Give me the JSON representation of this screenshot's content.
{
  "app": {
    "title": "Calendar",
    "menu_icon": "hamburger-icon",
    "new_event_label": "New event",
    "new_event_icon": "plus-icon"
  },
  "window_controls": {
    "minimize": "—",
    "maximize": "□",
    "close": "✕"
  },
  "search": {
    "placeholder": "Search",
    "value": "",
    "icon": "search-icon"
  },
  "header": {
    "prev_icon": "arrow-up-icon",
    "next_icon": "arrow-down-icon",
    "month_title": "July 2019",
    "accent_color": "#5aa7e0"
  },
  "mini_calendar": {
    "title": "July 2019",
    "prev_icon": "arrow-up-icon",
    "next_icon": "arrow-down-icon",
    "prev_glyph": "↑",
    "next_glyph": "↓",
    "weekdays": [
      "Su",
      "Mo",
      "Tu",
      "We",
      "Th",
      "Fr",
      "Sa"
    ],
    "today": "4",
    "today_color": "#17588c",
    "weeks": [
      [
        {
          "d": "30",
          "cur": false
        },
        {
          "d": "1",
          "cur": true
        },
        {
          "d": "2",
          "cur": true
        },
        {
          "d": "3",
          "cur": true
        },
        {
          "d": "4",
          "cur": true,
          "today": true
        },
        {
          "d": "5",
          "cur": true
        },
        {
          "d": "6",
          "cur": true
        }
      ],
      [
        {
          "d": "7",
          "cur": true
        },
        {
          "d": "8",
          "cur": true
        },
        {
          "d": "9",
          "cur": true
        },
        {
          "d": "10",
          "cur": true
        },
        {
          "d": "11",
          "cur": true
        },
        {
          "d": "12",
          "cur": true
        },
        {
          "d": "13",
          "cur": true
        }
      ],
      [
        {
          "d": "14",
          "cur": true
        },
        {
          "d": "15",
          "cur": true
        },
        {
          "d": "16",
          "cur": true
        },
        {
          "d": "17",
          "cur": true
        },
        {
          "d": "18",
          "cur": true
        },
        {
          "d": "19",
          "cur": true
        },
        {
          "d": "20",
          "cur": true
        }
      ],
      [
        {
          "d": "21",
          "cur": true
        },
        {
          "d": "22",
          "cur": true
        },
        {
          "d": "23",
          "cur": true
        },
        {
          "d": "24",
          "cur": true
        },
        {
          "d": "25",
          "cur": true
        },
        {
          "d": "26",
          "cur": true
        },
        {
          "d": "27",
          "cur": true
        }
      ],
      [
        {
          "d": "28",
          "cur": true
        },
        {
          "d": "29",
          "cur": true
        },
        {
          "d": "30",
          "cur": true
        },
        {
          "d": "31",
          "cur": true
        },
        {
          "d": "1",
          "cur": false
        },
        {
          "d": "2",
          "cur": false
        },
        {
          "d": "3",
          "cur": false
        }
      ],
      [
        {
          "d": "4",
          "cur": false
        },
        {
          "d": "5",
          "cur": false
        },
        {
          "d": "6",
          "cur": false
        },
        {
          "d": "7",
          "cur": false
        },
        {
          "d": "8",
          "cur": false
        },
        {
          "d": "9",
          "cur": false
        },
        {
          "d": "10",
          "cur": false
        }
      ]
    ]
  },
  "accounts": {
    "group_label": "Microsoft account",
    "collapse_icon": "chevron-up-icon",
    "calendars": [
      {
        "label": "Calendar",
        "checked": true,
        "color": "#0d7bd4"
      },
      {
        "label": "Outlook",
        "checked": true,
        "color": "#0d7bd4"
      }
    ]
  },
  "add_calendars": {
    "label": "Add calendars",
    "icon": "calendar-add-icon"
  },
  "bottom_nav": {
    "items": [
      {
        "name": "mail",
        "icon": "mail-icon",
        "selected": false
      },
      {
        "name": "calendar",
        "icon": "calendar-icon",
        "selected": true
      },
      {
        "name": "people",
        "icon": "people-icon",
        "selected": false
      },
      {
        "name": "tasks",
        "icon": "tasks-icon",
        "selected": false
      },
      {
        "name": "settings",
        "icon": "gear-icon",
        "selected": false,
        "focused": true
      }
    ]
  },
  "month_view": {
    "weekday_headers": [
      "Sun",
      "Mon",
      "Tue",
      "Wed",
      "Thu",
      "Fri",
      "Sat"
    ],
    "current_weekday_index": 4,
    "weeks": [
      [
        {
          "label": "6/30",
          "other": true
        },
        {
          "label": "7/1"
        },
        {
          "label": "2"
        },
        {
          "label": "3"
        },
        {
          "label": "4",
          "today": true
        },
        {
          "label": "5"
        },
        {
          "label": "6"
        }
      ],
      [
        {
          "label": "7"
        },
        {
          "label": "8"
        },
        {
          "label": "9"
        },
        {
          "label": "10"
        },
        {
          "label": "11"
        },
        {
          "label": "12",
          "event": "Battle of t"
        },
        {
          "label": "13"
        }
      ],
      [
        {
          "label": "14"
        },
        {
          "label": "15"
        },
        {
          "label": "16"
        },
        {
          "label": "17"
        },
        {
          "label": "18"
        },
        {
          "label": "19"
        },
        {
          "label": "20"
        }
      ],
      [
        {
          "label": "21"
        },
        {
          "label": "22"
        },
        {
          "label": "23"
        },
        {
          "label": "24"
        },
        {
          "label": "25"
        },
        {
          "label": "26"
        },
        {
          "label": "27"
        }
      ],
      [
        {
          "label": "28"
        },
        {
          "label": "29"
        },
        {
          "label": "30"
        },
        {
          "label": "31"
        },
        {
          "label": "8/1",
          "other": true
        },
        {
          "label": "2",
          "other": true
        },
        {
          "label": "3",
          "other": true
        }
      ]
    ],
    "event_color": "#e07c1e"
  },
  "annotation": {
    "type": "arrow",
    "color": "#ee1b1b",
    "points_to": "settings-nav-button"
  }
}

=-=-=

Restate each of the entries above verbatim.

▸ Problem solution
Give me the JSON representation of this screenshot's content.
{
  "app": {
    "title": "Calendar",
    "menu_icon": "hamburger-icon",
    "new_event_label": "New event",
    "new_event_icon": "plus-icon"
  },
  "window_controls": {
    "minimize": "—",
    "maximize": "□",
    "close": "✕"
  },
  "search": {
    "placeholder": "Search",
    "value": "",
    "icon": "search-icon"
  },
  "header": {
    "prev_icon": "arrow-up-icon",
    "next_icon": "arrow-down-icon",
    "month_title": "July 2019",
    "accent_color": "#5aa7e0"
  },
  "mini_calendar": {
    "title": "July 2019",
    "prev_icon": "arrow-up-icon",
    "next_icon": "arrow-down-icon",
    "prev_glyph": "↑",
    "next_glyph": "↓",
    "weekdays": [
      "Su",
      "Mo",
      "Tu",
      "We",
      "Th",
      "Fr",
      "Sa"
    ],
    "today": "4",
    "today_color": "#17588c",
    "weeks": [
      [
        {
          "d": "30",
          "cur": false
        },
        {
          "d": "1",
          "cur": true
        },
        {
          "d": "2",
          "cur": true
        },
        {
          "d": "3",
          "cur": true
        },
        {
          "d": "4",
          "cur": true,
          "today": true
        },
        {
          "d": "5",
          "cur": true
        },
        {
          "d": "6",
          "cur": true
        }
      ],
      [
        {
          "d": "7",
          "cur": true
        },
        {
          "d": "8",
          "cur": true
        },
        {
          "d": "9",
          "cur": true
        },
        {
          "d": "10",
          "cur": true
        },
        {
          "d": "11",
          "cur": true
        },
        {
          "d": "12",
          "cur": true
        },
        {
          "d": "13",
          "cur": true
        }
      ],
      [
        {
          "d": "14",
          "cur": true
        },
        {
          "d": "15",
          "cur": true
        },
        {
          "d": "16",
          "cur": true
        },
        {
          "d": "17",
          "cur": true
        },
        {
          "d": "18",
          "cur": true
        },
        {
          "d": "19",
          "cur": true
        },
        {
          "d": "20",
          "cur": true
        }
      ],
      [
        {
          "d": "21",
          "cur": true
        },
        {
          "d": "22",
          "cur": true
        },
        {
          "d": "23",
          "cur": true
        },
        {
          "d": "24",
          "cur": true
        },
        {
          "d": "25",
          "cur": true
        },
        {
          "d": "26",
          "cur": true
        },
        {
          "d": "27",
          "cur": true
        }
      ],
      [
        {
          "d": "28",
          "cur": true
        },
        {
          "d": "29",
          "cur": true
        },
        {
          "d": "30",
          "cur": true
        },
        {
          "d": "31",
          "cur": true
        },
        {
          "d": "1",
          "cur": false
        },
        {
          "d": "2",
          "cur": false
        },
        {
          "d": "3",
          "cur": false
        }
      ],
      [
        {
          "d": "4",
          "cur": false
        },
        {
          "d": "5",
          "cur": false
        },
        {
          "d": "6",
          "cur": false
        },
        {
          "d": "7",
          "cur": false
        },
        {
          "d": "8",
          "cur": false
        },
        {
          "d": "9",
          "cur": false
        },
        {
          "d": "10",
          "cur": false
        }
      ]
    ]
  },
  "accounts": {
    "group_label": "Microsoft account",
    "collapse_icon": "chevron-up-icon",
    "calendars": [
      {
        "label": "Calendar",
        "checked": true,
        "color": "#0d7bd4"
      },
      {
        "label": "Outlook",
        "checked": true,
        "color": "#0d7bd4"
      }
    ]
  },
  "add_calendars": {
    "label": "Add calendars",
    "icon": "calendar-add-icon"
  },
  "bottom_nav": {
    "items": [
      {
        "name": "mail",
        "icon": "mail-icon",
        "selected": false
      },
      {
        "name": "calendar",
        "icon": "calendar-icon",
        "selected": true
      },
      {
        "name": "people",
        "icon": "people-icon",
        "selected": false
      },
      {
        "name": "tasks",
        "icon": "tasks-icon",
        "selected": false
      },
      {
        "name": "settings",
        "icon": "gear-icon",
        "selected": false,
        "focused": true
      }
    ]
  },
  "month_view": {
    "weekday_headers": [
      "Sun",
      "Mon",
      "Tue",
      "Wed",
      "Thu",
      "Fri",
      "Sat"
    ],
    "current_weekday_index": 4,
    "weeks": [
      [
        {
          "label": "6/30",
          "other": true
        },
        {
          "label": "7/1"
        },
        {
          "label": "2"
        },
        {
          "label": "3"
        },
        {
          "label": "4",
          "today": true
        },
        {
          "label": "5"
        },
        {
          "label": "6"
        }
      ],
      [
        {
          "label": "7"
        },
        {
          "label": "8"
        },
        {
          "label": "9"
        },
        {
          "label": "10"
        },
        {
          "label": "11"
        },
        {
          "label": "12",
          "event": "Battle of t"
        },
        {
          "label": "13"
        }
      ],
      [
        {
          "label": "14"
        },
        {
          "label": "15"
        },
        {
          "label": "16"
        },
        {
          "label": "17"
        },
        {
          "label": "18"
        },
        {
          "label": "19"
        },
        {
          "label": "20"
        }
      ],
      [
        {
          "label": "21"
        },
        {
          "label": "22"
        },
        {
          "label": "23"
        },
        {
          "label": "24"
        },
        {
          "label": "25"
        },
        {
          "label": "26"
        },
        {
          "label": "27"
        }
      ],
      [
        {
          "label": "28"
        },
        {
          "label": "29"
        },
        {
          "label": "30"
        },
        {
          "label": "31"
        },
        {
          "label": "8/1",
          "other": true
        },
        {
          "label": "2",
          "other": true
        },
        {
          "label": "3",
          "other": true
        }
      ]
    ],
    "event_color": "#e07c1e"
  },
  "annotation": {
    "type": "arrow",
    "color": "#ee1b1b",
    "points_to": "settings-nav-button"
  }
}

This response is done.